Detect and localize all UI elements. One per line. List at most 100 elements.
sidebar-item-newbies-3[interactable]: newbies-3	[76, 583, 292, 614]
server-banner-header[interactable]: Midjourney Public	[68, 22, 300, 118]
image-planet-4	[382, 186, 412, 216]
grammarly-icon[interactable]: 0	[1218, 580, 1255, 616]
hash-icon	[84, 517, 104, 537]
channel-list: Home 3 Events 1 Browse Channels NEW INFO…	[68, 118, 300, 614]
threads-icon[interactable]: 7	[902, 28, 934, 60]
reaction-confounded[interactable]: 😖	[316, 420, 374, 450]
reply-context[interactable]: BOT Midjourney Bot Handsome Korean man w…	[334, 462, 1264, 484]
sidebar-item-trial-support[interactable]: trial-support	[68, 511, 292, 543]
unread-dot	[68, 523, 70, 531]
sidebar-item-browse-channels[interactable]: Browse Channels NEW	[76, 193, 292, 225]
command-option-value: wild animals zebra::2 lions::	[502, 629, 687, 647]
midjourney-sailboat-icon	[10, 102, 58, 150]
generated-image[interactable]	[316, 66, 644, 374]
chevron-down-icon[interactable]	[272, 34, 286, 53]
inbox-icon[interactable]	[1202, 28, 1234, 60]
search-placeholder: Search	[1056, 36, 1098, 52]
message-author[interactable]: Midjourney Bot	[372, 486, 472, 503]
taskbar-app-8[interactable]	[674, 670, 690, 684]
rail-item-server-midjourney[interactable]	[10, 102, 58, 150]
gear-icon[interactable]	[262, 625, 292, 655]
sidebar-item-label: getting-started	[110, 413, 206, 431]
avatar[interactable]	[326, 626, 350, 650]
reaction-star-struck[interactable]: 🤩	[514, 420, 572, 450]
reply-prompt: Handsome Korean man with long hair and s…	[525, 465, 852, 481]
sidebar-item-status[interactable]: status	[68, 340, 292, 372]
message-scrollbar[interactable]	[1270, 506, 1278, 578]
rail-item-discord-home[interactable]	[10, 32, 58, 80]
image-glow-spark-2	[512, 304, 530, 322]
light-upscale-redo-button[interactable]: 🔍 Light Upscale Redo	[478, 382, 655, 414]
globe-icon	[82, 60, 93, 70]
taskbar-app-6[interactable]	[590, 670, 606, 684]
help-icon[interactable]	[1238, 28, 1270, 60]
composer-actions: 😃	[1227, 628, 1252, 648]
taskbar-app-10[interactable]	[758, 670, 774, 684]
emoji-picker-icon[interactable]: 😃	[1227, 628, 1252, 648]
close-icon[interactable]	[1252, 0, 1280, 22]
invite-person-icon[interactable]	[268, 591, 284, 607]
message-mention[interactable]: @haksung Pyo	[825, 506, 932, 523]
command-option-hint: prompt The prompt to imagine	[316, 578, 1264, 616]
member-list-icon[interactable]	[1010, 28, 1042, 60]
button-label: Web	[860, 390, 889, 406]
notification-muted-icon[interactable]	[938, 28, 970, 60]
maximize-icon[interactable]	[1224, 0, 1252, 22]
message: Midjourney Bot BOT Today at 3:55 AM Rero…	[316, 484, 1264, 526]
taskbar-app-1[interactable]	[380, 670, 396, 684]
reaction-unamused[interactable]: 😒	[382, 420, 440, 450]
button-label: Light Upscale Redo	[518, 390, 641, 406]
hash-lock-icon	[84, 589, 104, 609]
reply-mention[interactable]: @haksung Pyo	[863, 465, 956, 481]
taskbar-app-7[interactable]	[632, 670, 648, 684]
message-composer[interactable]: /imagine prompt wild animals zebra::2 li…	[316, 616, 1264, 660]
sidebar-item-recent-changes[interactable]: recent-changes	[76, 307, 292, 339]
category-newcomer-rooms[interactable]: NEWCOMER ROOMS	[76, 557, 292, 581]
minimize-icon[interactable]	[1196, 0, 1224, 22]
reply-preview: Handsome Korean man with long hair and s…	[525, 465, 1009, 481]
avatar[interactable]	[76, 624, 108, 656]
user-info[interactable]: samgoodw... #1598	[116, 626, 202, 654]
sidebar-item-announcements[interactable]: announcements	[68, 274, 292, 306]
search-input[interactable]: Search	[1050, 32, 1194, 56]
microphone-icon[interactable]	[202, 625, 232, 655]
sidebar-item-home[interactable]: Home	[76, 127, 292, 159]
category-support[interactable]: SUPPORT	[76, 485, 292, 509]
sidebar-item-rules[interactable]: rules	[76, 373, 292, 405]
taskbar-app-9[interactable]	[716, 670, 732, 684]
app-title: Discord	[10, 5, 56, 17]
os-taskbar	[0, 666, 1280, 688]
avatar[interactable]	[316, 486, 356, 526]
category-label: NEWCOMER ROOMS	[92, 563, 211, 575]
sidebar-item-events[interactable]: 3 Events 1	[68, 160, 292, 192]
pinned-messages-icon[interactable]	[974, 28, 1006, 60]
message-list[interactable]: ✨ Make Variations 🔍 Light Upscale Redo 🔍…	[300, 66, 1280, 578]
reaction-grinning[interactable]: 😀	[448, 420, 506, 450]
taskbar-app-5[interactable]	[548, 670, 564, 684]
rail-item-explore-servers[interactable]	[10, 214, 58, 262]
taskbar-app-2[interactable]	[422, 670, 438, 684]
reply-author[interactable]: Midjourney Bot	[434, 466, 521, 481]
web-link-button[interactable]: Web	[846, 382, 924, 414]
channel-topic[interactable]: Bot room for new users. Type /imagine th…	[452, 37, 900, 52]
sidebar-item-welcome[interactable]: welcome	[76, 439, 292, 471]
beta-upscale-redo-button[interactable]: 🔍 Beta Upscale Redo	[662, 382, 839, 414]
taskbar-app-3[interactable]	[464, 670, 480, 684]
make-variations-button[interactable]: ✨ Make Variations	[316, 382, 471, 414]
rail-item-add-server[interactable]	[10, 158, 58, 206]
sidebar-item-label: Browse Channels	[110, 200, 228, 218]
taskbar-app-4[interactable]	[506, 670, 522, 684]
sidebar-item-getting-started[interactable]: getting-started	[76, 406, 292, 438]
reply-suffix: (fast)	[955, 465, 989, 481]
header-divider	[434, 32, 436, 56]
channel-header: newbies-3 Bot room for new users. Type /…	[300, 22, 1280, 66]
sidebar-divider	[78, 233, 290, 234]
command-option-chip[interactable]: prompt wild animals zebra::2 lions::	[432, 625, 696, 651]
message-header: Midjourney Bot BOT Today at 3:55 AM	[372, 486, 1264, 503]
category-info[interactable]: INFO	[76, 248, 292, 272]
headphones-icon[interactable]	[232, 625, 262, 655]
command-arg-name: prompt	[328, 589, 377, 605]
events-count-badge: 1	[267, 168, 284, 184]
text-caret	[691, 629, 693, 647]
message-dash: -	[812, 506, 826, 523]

---------------

● **INSTRUCTIONS FOR THE TASK**: Copy out every line of the data above exactly, with no changes.

● **OUTPUT BELOW**:
Detect and localize all UI elements. One per line. List at most 100 elements.
sidebar-item-newbies-3[interactable]: newbies-3	[76, 583, 292, 614]
server-banner-header[interactable]: Midjourney Public	[68, 22, 300, 118]
image-planet-4	[382, 186, 412, 216]
grammarly-icon[interactable]: 0	[1218, 580, 1255, 616]
hash-icon	[84, 517, 104, 537]
channel-list: Home 3 Events 1 Browse Channels NEW INFO…	[68, 118, 300, 614]
threads-icon[interactable]: 7	[902, 28, 934, 60]
reaction-confounded[interactable]: 😖	[316, 420, 374, 450]
reply-context[interactable]: BOT Midjourney Bot Handsome Korean man w…	[334, 462, 1264, 484]
sidebar-item-trial-support[interactable]: trial-support	[68, 511, 292, 543]
unread-dot	[68, 523, 70, 531]
sidebar-item-browse-channels[interactable]: Browse Channels NEW	[76, 193, 292, 225]
command-option-value: wild animals zebra::2 lions::	[502, 629, 687, 647]
midjourney-sailboat-icon	[10, 102, 58, 150]
generated-image[interactable]	[316, 66, 644, 374]
chevron-down-icon[interactable]	[272, 34, 286, 53]
inbox-icon[interactable]	[1202, 28, 1234, 60]
search-placeholder: Search	[1056, 36, 1098, 52]
message-author[interactable]: Midjourney Bot	[372, 486, 472, 503]
taskbar-app-8[interactable]	[674, 670, 690, 684]
rail-item-server-midjourney[interactable]	[10, 102, 58, 150]
gear-icon[interactable]	[262, 625, 292, 655]
sidebar-item-label: getting-started	[110, 413, 206, 431]
avatar[interactable]	[326, 626, 350, 650]
reaction-star-struck[interactable]: 🤩	[514, 420, 572, 450]
reply-prompt: Handsome Korean man with long hair and s…	[525, 465, 852, 481]
sidebar-item-status[interactable]: status	[68, 340, 292, 372]
message-scrollbar[interactable]	[1270, 506, 1278, 578]
rail-item-discord-home[interactable]	[10, 32, 58, 80]
image-glow-spark-2	[512, 304, 530, 322]
light-upscale-redo-button[interactable]: 🔍 Light Upscale Redo	[478, 382, 655, 414]
globe-icon	[82, 60, 93, 70]
taskbar-app-6[interactable]	[590, 670, 606, 684]
help-icon[interactable]	[1238, 28, 1270, 60]
composer-actions: 😃	[1227, 628, 1252, 648]
taskbar-app-10[interactable]	[758, 670, 774, 684]
emoji-picker-icon[interactable]: 😃	[1227, 628, 1252, 648]
close-icon[interactable]	[1252, 0, 1280, 22]
invite-person-icon[interactable]	[268, 591, 284, 607]
message-mention[interactable]: @haksung Pyo	[825, 506, 932, 523]
command-option-hint: prompt The prompt to imagine	[316, 578, 1264, 616]
member-list-icon[interactable]	[1010, 28, 1042, 60]
button-label: Web	[860, 390, 889, 406]
notification-muted-icon[interactable]	[938, 28, 970, 60]
maximize-icon[interactable]	[1224, 0, 1252, 22]
message: Midjourney Bot BOT Today at 3:55 AM Rero…	[316, 484, 1264, 526]
taskbar-app-1[interactable]	[380, 670, 396, 684]
reaction-unamused[interactable]: 😒	[382, 420, 440, 450]
button-label: Light Upscale Redo	[518, 390, 641, 406]
hash-lock-icon	[84, 589, 104, 609]
reply-mention[interactable]: @haksung Pyo	[863, 465, 956, 481]
taskbar-app-7[interactable]	[632, 670, 648, 684]
message-composer[interactable]: /imagine prompt wild animals zebra::2 li…	[316, 616, 1264, 660]
sidebar-item-recent-changes[interactable]: recent-changes	[76, 307, 292, 339]
category-newcomer-rooms[interactable]: NEWCOMER ROOMS	[76, 557, 292, 581]
minimize-icon[interactable]	[1196, 0, 1224, 22]
reply-preview: Handsome Korean man with long hair and s…	[525, 465, 1009, 481]
avatar[interactable]	[76, 624, 108, 656]
user-info[interactable]: samgoodw... #1598	[116, 626, 202, 654]
sidebar-item-announcements[interactable]: announcements	[68, 274, 292, 306]
search-input[interactable]: Search	[1050, 32, 1194, 56]
microphone-icon[interactable]	[202, 625, 232, 655]
sidebar-item-home[interactable]: Home	[76, 127, 292, 159]
category-support[interactable]: SUPPORT	[76, 485, 292, 509]
sidebar-item-rules[interactable]: rules	[76, 373, 292, 405]
taskbar-app-9[interactable]	[716, 670, 732, 684]
app-title: Discord	[10, 5, 56, 17]
os-taskbar	[0, 666, 1280, 688]
avatar[interactable]	[316, 486, 356, 526]
category-label: NEWCOMER ROOMS	[92, 563, 211, 575]
sidebar-item-events[interactable]: 3 Events 1	[68, 160, 292, 192]
pinned-messages-icon[interactable]	[974, 28, 1006, 60]
message-list[interactable]: ✨ Make Variations 🔍 Light Upscale Redo 🔍…	[300, 66, 1280, 578]
reaction-grinning[interactable]: 😀	[448, 420, 506, 450]
taskbar-app-5[interactable]	[548, 670, 564, 684]
rail-item-explore-servers[interactable]	[10, 214, 58, 262]
taskbar-app-2[interactable]	[422, 670, 438, 684]
reply-author[interactable]: Midjourney Bot	[434, 466, 521, 481]
web-link-button[interactable]: Web	[846, 382, 924, 414]
channel-topic[interactable]: Bot room for new users. Type /imagine th…	[452, 37, 900, 52]
sidebar-item-welcome[interactable]: welcome	[76, 439, 292, 471]
beta-upscale-redo-button[interactable]: 🔍 Beta Upscale Redo	[662, 382, 839, 414]
taskbar-app-3[interactable]	[464, 670, 480, 684]
make-variations-button[interactable]: ✨ Make Variations	[316, 382, 471, 414]
rail-item-add-server[interactable]	[10, 158, 58, 206]
sidebar-item-label: Browse Channels	[110, 200, 228, 218]
taskbar-app-4[interactable]	[506, 670, 522, 684]
sidebar-item-getting-started[interactable]: getting-started	[76, 406, 292, 438]
reply-suffix: (fast)	[955, 465, 989, 481]
header-divider	[434, 32, 436, 56]
channel-header: newbies-3 Bot room for new users. Type /…	[300, 22, 1280, 66]
sidebar-divider	[78, 233, 290, 234]
command-option-chip[interactable]: prompt wild animals zebra::2 lions::	[432, 625, 696, 651]
message-header: Midjourney Bot BOT Today at 3:55 AM	[372, 486, 1264, 503]
category-info[interactable]: INFO	[76, 248, 292, 272]
headphones-icon[interactable]	[232, 625, 262, 655]
command-arg-name: prompt	[328, 589, 377, 605]
events-count-badge: 1	[267, 168, 284, 184]
text-caret	[691, 629, 693, 647]
message-dash: -	[812, 506, 826, 523]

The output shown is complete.